Answer with a single number, the count of lines holding the word "junho".

= = = = = = =

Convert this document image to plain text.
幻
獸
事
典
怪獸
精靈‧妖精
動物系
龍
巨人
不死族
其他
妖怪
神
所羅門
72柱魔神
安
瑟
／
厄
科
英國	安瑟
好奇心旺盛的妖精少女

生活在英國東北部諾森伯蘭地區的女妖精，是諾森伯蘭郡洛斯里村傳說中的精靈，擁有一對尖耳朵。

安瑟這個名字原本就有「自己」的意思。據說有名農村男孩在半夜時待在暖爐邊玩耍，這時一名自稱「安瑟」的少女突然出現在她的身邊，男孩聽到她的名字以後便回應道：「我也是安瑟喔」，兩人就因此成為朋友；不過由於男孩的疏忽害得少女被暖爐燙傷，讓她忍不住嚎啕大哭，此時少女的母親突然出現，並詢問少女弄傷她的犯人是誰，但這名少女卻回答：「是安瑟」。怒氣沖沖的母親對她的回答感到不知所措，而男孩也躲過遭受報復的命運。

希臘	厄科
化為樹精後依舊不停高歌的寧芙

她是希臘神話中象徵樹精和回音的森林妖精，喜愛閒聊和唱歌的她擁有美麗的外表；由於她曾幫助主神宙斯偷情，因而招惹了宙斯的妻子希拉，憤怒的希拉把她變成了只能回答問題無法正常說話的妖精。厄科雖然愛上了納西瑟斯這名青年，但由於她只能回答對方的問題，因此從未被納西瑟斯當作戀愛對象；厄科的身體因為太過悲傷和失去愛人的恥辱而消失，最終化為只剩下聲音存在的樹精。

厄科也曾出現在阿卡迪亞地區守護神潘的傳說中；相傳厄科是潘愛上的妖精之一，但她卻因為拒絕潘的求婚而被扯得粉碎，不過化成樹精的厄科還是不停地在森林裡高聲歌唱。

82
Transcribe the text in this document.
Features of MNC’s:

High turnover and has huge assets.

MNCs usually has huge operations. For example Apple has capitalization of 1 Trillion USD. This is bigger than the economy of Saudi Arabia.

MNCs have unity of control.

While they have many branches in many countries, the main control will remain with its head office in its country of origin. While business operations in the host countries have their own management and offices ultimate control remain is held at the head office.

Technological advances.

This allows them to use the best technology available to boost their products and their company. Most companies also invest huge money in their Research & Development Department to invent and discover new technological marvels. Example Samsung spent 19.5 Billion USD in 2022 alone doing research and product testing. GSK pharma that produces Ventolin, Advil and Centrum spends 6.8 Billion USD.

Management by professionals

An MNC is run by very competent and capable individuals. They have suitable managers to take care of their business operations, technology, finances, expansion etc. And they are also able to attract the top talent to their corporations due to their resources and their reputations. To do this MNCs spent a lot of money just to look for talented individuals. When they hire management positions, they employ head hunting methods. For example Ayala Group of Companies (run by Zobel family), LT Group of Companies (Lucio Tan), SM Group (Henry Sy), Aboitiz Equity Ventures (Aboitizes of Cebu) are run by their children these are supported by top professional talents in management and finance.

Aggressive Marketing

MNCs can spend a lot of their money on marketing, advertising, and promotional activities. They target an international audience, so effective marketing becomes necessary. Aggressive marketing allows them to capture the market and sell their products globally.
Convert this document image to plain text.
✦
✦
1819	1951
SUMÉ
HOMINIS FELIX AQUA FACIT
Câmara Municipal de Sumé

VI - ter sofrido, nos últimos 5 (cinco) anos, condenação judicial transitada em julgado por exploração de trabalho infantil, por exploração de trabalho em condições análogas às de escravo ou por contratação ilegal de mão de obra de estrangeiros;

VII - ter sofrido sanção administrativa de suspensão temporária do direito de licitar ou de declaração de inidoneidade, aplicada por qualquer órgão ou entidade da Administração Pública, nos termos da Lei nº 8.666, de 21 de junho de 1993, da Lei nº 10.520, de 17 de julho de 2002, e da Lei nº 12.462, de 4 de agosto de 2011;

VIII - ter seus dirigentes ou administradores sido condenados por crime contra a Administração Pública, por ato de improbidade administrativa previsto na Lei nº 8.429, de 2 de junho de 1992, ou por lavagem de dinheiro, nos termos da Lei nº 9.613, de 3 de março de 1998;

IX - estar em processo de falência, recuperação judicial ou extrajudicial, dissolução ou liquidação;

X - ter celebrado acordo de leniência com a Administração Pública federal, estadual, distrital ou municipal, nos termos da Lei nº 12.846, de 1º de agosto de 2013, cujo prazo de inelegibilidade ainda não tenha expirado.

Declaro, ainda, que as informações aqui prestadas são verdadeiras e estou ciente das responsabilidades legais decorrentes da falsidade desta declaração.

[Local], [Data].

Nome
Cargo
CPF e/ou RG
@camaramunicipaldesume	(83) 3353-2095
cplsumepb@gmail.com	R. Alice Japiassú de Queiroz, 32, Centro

= = = = = = =

[EXERCISE OUTPUT]
2